Generate Floating-Point HDL for FPGA and ASIC Hardware
Quantizing floating-point algorithms to fixed-point for efficient FPGA or ASIC implementation requires many steps and numerical considerations. Converging on the right balance between arithmetic precision and hardware resource usage is an iterative process between algorithm and hardware design. The process becomes more difficult when it requires a high-precision or high-dynamic range.
To simplify this process, HDL Coder™ can generate target-independent synthesizable VHDL® or Verilog® from single-, double-, or half-precision floating-point algorithms for FPGA or ASIC deployment. This overview shows how to generate floating-point FPGA and ASIC hardware, including:
- How to identify algorithms that might benefit from staying in floating-point
- What types of operations HDL Coder native floating-point code generation supports
- How to mix fixed- and floating-point implementation in the same design using Fixed-Point Designer™
- How to control latency and sharing optimizations for native floating-point code generation to meet your FPGA or ASIC implementation goals
Published: 1 Nov 2016
HDL Coder deploys your Simulink and MATLAB algorithms to FPGA or ASIC hardware. While most of these algorithms start off in floating point, quantizing to fixed-point can greatly reduce hardware resource usage and operations require fewer steps. But converting all your data and operations to the smallest fixed-point word lengths while maintaining enough accuracy can be very time-consuming and iterative.
Fixed-Point Designer provides guidance automation and visual feedback to help you manage this process. But there are many designs or parts of designs that have numerical requirements that make fixed-point conversion extremely challenging. We see this a lot with motor and power control, radar, and certain wireless algorithms. In fact, one of our power control customers was trying to implement this simple math function as part of their design targeting an FPGA. But this function has a high dynamic range. Depending on the input, sometimes the results require a lot of bits on one side of the radix point, and others require a lot of bits on the other side. So it's difficult to fix a word length and radix point without throwing a lot of bits at the problem.

## Dataset extract:
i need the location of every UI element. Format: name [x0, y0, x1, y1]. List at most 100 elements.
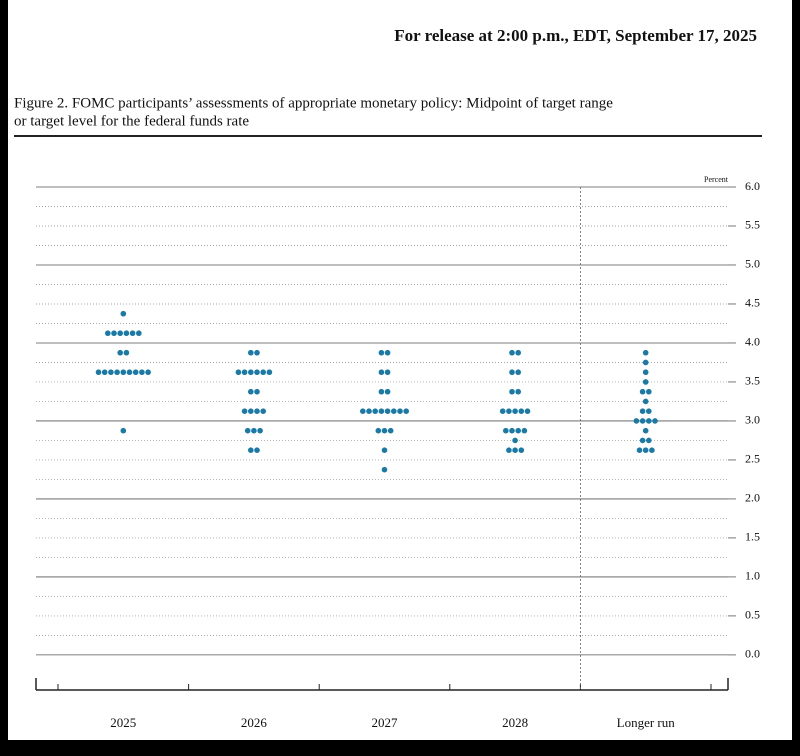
* * *
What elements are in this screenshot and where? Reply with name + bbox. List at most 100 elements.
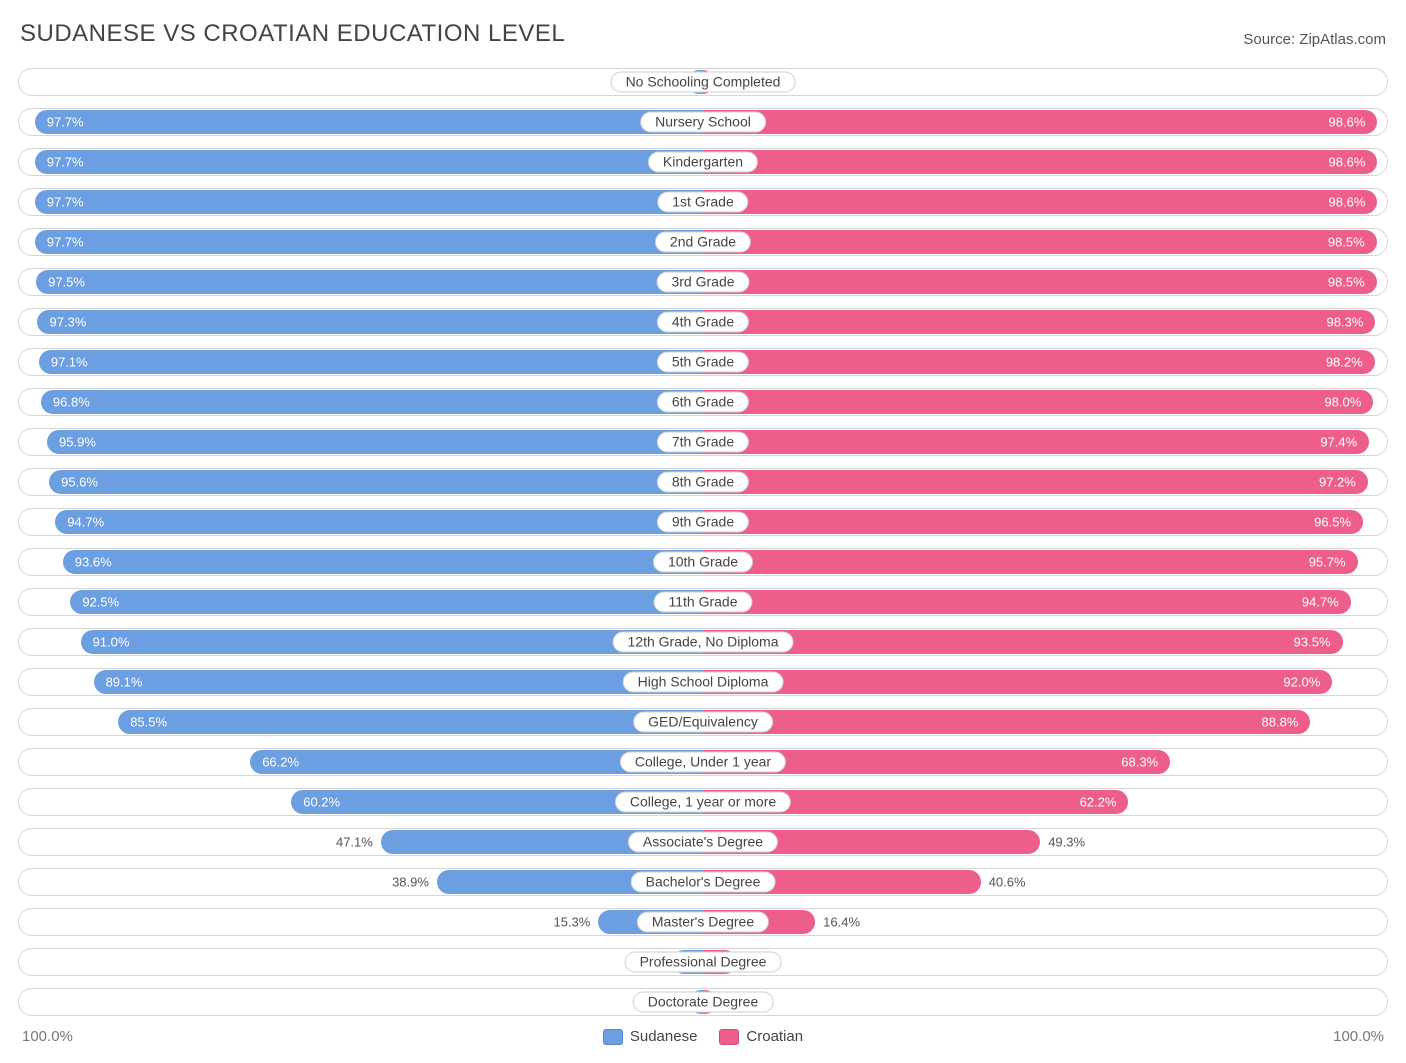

## Task requirements:
A. Answer from the HDL Coder overview:
(i) From which floating-point precisions can HDL Coder generate synthesizable VHDL or Verilog?
(ii) On what date was it published?
(iii) Which kinds of designs does it name as often making fixed-point conversion extremely challenging?
B. Pick up the HDL Coder overview after its last sentence and keep writing.
The listing isn't needed for any of this.

## Answers:
A.
(i) Single, double, and half precision.
(ii) 1 Nov 2016.
(iii) Motor and power control, radar, and certain wireless algorithms.

B.
To implement this in hardware, our customer began the fixed-point conversion process, which required some adaptations. For one, they had to break the divide operation into a reciprocal and multiplier in order to have finer control over the fixed-point word length. And you can see all the manual data type conversion and propagation. And they also had to experiment with a lookup table or a Newton-Raphson in architecture for that reciprocal operation.
So even for a simple math function, converting to fixed-point is not straightforward if the math has a large dynamic range. But what if there was a way to build hardware without having to go through all this? In this field-oriented controller design, there are some operations like we previously saw that it would be nice if we could just stay in floating point-- for instance, algorithms with large or unknown dynamic ranges like integrators and feedback loops, or the saturation block here that had to be added to prevent overflow, or operations that are difficult to design in fixed-point, like an atan2 and other trigonometric functions that typically are implemented in hardware as lookup tables.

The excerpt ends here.